Entries from a visual dataset:
— START —
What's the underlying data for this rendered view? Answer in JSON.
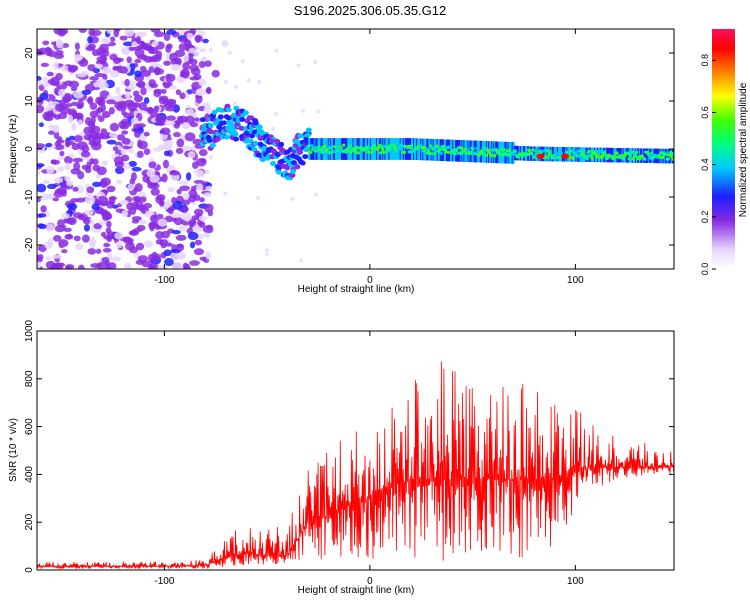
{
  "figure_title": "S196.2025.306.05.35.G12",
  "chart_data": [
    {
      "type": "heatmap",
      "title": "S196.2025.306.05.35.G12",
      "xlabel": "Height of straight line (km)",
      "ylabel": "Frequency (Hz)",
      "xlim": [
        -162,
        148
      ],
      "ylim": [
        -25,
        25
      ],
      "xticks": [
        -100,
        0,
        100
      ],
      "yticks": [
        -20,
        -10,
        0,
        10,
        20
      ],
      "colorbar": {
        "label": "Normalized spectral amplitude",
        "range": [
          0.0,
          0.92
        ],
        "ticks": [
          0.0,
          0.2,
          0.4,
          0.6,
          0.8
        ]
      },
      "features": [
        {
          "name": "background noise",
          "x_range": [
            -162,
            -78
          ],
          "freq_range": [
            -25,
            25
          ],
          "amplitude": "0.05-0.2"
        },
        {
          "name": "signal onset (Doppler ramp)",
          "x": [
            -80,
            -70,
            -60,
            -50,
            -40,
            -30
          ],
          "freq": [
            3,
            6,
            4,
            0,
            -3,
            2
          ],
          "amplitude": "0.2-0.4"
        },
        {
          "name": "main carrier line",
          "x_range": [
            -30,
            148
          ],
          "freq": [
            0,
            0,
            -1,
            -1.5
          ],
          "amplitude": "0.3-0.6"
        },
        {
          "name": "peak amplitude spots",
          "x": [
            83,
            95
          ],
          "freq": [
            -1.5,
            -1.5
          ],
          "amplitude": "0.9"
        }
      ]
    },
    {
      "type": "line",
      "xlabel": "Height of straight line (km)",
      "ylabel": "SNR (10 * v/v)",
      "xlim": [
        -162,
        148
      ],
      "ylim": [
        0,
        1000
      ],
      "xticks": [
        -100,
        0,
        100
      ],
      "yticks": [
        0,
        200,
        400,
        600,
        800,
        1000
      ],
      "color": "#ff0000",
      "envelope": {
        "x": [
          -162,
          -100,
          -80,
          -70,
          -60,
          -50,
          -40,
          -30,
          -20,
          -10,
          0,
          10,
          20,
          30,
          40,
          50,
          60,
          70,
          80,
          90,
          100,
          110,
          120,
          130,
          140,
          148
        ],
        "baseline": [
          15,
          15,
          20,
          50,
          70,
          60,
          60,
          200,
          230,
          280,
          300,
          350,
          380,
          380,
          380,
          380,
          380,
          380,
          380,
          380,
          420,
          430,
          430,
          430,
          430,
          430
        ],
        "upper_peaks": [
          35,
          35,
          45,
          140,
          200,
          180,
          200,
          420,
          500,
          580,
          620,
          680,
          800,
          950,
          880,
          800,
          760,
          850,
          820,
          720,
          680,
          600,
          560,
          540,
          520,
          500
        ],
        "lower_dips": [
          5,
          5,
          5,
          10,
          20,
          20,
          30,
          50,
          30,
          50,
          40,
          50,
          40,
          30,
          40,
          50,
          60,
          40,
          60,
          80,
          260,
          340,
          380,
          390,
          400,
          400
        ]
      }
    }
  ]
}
— END —
— START —
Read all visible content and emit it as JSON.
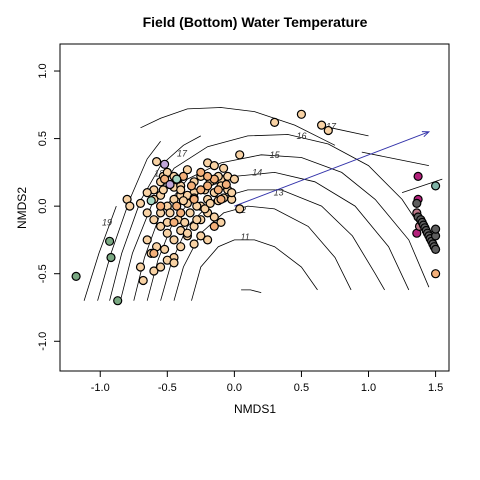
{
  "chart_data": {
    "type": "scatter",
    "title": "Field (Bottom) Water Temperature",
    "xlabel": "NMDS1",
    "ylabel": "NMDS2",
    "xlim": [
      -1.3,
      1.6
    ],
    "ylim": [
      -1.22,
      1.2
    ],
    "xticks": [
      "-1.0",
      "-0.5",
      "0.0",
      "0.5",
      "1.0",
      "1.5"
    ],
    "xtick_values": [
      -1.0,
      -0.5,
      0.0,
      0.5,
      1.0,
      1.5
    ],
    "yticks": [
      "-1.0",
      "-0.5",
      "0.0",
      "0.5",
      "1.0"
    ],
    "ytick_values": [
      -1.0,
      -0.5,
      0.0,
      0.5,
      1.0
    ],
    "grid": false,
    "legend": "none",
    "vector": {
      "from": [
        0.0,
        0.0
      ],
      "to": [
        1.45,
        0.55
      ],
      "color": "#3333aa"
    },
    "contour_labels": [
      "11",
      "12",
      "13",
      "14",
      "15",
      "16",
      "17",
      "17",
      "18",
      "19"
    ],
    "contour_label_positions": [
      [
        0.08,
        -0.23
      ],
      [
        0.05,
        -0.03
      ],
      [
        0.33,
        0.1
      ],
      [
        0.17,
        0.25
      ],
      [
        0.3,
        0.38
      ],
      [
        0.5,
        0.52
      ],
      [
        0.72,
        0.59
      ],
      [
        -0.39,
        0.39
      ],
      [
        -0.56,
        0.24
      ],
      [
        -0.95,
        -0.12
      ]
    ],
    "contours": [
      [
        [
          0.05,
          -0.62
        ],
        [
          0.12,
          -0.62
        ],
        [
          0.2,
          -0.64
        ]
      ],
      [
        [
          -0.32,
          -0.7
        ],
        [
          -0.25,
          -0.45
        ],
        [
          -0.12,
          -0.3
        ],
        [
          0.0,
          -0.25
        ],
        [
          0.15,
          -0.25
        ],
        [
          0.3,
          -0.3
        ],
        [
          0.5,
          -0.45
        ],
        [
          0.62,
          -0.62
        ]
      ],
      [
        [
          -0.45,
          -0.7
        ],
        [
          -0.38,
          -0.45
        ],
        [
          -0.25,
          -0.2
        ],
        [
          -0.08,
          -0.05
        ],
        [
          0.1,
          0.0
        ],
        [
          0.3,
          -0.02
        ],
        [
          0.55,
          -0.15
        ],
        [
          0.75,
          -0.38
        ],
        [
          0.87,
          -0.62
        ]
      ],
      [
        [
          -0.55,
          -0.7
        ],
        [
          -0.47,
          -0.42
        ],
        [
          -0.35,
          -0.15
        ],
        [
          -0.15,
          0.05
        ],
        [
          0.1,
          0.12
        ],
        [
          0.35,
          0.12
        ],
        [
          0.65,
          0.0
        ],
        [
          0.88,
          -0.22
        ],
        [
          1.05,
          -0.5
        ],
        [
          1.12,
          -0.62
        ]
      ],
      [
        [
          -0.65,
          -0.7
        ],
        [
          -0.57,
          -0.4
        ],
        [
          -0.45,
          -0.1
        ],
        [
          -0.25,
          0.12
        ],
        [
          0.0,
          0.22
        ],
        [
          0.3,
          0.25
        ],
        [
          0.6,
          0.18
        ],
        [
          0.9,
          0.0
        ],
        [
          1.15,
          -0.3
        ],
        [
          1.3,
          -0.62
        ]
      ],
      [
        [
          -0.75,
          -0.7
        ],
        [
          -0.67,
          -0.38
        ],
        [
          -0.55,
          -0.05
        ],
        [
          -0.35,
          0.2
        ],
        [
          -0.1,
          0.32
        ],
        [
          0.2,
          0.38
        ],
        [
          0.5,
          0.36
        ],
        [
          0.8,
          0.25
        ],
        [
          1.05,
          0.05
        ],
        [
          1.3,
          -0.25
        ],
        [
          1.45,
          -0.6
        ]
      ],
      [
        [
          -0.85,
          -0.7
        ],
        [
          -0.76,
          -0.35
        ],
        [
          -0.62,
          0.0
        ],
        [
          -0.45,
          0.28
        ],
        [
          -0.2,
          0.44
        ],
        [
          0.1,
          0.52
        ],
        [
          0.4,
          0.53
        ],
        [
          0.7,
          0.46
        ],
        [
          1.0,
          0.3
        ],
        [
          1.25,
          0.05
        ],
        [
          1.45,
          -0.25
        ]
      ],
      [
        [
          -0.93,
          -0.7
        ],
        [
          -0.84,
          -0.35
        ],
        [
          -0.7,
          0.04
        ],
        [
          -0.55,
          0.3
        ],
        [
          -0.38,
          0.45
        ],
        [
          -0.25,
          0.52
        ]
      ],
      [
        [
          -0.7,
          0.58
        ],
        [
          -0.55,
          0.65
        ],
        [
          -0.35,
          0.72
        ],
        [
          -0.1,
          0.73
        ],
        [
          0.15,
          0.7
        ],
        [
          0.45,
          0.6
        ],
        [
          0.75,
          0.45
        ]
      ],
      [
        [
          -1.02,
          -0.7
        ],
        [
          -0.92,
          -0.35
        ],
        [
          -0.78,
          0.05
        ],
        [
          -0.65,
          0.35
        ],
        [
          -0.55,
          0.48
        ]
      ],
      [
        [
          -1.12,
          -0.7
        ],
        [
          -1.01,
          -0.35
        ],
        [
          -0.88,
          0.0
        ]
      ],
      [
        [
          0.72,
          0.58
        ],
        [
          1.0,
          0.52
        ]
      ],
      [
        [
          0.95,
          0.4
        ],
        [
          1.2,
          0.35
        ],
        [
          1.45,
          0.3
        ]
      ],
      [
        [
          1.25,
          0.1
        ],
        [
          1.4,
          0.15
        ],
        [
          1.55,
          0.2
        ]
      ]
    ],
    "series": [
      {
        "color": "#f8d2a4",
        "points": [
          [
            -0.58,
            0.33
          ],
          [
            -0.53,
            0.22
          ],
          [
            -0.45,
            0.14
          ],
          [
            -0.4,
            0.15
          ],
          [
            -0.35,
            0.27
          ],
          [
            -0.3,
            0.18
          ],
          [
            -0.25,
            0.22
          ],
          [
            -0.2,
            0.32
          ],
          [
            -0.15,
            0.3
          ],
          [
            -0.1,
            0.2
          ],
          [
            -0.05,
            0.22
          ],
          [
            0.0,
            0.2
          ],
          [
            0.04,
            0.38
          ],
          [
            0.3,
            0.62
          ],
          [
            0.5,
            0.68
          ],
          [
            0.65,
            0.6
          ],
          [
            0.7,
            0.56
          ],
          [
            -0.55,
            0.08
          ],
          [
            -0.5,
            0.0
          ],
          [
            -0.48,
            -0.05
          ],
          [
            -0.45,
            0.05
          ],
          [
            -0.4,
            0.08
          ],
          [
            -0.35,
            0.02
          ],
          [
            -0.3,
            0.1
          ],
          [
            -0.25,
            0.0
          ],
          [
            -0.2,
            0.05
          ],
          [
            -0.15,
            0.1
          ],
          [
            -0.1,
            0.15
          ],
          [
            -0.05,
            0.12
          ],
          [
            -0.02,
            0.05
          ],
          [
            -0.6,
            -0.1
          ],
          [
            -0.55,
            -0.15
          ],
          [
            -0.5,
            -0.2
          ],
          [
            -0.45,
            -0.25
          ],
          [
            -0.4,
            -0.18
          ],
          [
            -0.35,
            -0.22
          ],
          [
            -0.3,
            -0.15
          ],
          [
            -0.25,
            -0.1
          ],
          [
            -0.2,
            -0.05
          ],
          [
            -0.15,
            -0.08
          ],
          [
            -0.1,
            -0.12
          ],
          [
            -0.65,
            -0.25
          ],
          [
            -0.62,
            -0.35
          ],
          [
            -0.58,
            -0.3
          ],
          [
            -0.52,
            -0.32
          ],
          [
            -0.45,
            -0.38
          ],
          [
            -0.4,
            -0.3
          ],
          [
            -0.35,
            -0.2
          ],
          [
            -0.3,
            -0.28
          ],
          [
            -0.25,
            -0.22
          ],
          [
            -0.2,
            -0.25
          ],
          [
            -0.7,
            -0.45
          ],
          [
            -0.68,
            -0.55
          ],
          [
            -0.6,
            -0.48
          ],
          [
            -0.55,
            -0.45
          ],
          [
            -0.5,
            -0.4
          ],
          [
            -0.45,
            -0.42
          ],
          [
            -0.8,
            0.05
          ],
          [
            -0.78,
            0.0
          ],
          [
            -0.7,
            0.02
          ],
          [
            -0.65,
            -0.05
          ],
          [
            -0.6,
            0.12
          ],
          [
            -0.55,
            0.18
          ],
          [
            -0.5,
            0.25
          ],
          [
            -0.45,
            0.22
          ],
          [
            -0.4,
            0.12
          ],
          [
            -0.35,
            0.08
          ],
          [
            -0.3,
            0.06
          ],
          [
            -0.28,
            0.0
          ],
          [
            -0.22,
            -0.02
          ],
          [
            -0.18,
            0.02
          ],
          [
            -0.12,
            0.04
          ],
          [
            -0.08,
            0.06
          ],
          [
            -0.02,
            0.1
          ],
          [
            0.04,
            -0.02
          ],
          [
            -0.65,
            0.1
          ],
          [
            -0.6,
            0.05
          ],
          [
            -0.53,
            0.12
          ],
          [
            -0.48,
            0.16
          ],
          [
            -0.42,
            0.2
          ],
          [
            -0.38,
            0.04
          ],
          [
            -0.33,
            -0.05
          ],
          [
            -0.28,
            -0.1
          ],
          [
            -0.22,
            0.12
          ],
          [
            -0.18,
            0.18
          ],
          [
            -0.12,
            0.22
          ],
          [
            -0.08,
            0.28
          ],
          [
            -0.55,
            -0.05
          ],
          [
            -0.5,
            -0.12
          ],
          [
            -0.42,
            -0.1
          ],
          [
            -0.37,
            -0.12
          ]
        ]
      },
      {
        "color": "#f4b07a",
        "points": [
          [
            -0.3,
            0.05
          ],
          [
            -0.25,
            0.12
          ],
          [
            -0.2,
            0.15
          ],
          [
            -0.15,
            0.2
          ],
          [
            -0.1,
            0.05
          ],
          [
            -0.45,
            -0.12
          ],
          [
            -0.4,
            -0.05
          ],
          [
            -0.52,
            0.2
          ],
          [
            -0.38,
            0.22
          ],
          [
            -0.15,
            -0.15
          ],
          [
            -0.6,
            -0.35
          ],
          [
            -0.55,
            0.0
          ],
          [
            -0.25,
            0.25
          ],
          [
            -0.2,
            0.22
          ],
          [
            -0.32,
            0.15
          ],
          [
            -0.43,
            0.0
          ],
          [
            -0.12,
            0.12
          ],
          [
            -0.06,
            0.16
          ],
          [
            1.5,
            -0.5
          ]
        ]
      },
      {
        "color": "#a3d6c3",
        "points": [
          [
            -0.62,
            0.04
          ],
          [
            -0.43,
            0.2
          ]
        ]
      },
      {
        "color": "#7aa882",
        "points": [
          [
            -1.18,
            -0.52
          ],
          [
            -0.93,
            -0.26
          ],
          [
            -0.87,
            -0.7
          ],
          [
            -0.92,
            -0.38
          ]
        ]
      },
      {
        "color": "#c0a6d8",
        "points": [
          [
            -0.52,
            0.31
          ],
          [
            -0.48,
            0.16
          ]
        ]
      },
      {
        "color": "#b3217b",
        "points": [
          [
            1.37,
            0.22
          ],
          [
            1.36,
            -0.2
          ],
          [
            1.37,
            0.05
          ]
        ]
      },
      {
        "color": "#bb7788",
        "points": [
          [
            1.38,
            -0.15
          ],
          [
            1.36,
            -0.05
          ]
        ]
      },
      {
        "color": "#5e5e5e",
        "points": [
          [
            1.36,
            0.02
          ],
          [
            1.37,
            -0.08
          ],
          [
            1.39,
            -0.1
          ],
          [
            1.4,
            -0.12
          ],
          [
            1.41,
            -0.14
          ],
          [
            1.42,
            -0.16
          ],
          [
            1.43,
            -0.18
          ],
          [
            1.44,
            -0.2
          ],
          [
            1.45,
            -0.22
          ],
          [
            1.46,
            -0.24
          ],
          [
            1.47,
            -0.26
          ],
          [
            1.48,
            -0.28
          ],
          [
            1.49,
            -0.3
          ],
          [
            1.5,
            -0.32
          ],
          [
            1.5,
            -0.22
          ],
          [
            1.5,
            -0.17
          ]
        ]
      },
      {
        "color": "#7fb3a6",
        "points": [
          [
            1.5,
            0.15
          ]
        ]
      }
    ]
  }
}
— END —
Gather each line in the data that holds the string "JSON".

What's the underlying data for this rendered view? Answer in JSON.
Read all visible content and emit it as JSON.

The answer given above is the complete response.